** DATA LINES **

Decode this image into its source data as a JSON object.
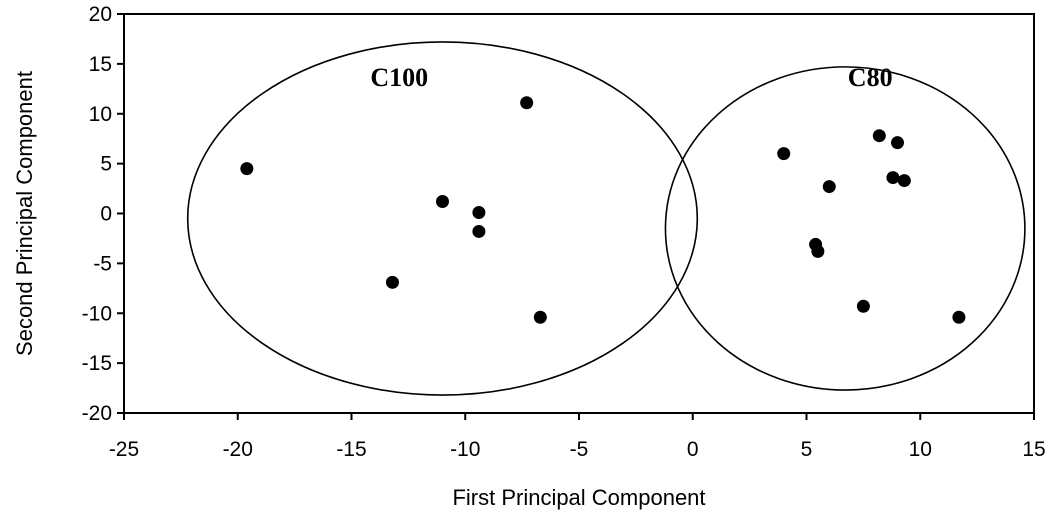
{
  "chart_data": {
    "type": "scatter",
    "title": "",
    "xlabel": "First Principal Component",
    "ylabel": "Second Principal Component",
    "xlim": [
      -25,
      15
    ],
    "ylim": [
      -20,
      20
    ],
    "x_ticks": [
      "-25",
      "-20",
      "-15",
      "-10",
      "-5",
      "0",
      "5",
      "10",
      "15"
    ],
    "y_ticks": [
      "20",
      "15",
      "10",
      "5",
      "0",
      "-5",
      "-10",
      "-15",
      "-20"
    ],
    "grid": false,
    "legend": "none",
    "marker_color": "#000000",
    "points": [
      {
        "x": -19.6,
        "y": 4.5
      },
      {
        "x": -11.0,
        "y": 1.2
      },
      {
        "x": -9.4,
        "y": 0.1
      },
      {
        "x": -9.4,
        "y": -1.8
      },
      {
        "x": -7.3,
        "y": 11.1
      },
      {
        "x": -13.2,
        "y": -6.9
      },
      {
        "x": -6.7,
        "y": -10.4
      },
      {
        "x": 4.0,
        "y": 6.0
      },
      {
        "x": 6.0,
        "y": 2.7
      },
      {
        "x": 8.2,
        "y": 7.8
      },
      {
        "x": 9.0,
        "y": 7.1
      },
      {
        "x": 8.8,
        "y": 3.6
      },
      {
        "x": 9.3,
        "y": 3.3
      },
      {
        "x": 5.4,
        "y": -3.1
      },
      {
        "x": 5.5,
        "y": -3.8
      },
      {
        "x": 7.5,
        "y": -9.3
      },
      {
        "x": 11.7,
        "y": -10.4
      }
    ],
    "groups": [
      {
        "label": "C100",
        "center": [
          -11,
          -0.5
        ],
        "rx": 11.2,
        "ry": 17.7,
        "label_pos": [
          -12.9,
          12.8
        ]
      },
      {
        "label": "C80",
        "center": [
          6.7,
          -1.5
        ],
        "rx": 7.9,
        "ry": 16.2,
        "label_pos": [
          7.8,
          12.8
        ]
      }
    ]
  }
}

** PROMPT **
Retype the whole listing exactly and leave the pictures out.

** FINAL RESULT **
Decode this image into its source data as a JSON object.
{
  "chart_data": {
    "type": "scatter",
    "title": "",
    "xlabel": "First Principal Component",
    "ylabel": "Second Principal Component",
    "xlim": [
      -25,
      15
    ],
    "ylim": [
      -20,
      20
    ],
    "x_ticks": [
      "-25",
      "-20",
      "-15",
      "-10",
      "-5",
      "0",
      "5",
      "10",
      "15"
    ],
    "y_ticks": [
      "20",
      "15",
      "10",
      "5",
      "0",
      "-5",
      "-10",
      "-15",
      "-20"
    ],
    "grid": false,
    "legend": "none",
    "marker_color": "#000000",
    "points": [
      {
        "x": -19.6,
        "y": 4.5
      },
      {
        "x": -11.0,
        "y": 1.2
      },
      {
        "x": -9.4,
        "y": 0.1
      },
      {
        "x": -9.4,
        "y": -1.8
      },
      {
        "x": -7.3,
        "y": 11.1
      },
      {
        "x": -13.2,
        "y": -6.9
      },
      {
        "x": -6.7,
        "y": -10.4
      },
      {
        "x": 4.0,
        "y": 6.0
      },
      {
        "x": 6.0,
        "y": 2.7
      },
      {
        "x": 8.2,
        "y": 7.8
      },
      {
        "x": 9.0,
        "y": 7.1
      },
      {
        "x": 8.8,
        "y": 3.6
      },
      {
        "x": 9.3,
        "y": 3.3
      },
      {
        "x": 5.4,
        "y": -3.1
      },
      {
        "x": 5.5,
        "y": -3.8
      },
      {
        "x": 7.5,
        "y": -9.3
      },
      {
        "x": 11.7,
        "y": -10.4
      }
    ],
    "groups": [
      {
        "label": "C100",
        "center": [
          -11,
          -0.5
        ],
        "rx": 11.2,
        "ry": 17.7,
        "label_pos": [
          -12.9,
          12.8
        ]
      },
      {
        "label": "C80",
        "center": [
          6.7,
          -1.5
        ],
        "rx": 7.9,
        "ry": 16.2,
        "label_pos": [
          7.8,
          12.8
        ]
      }
    ]
  }
}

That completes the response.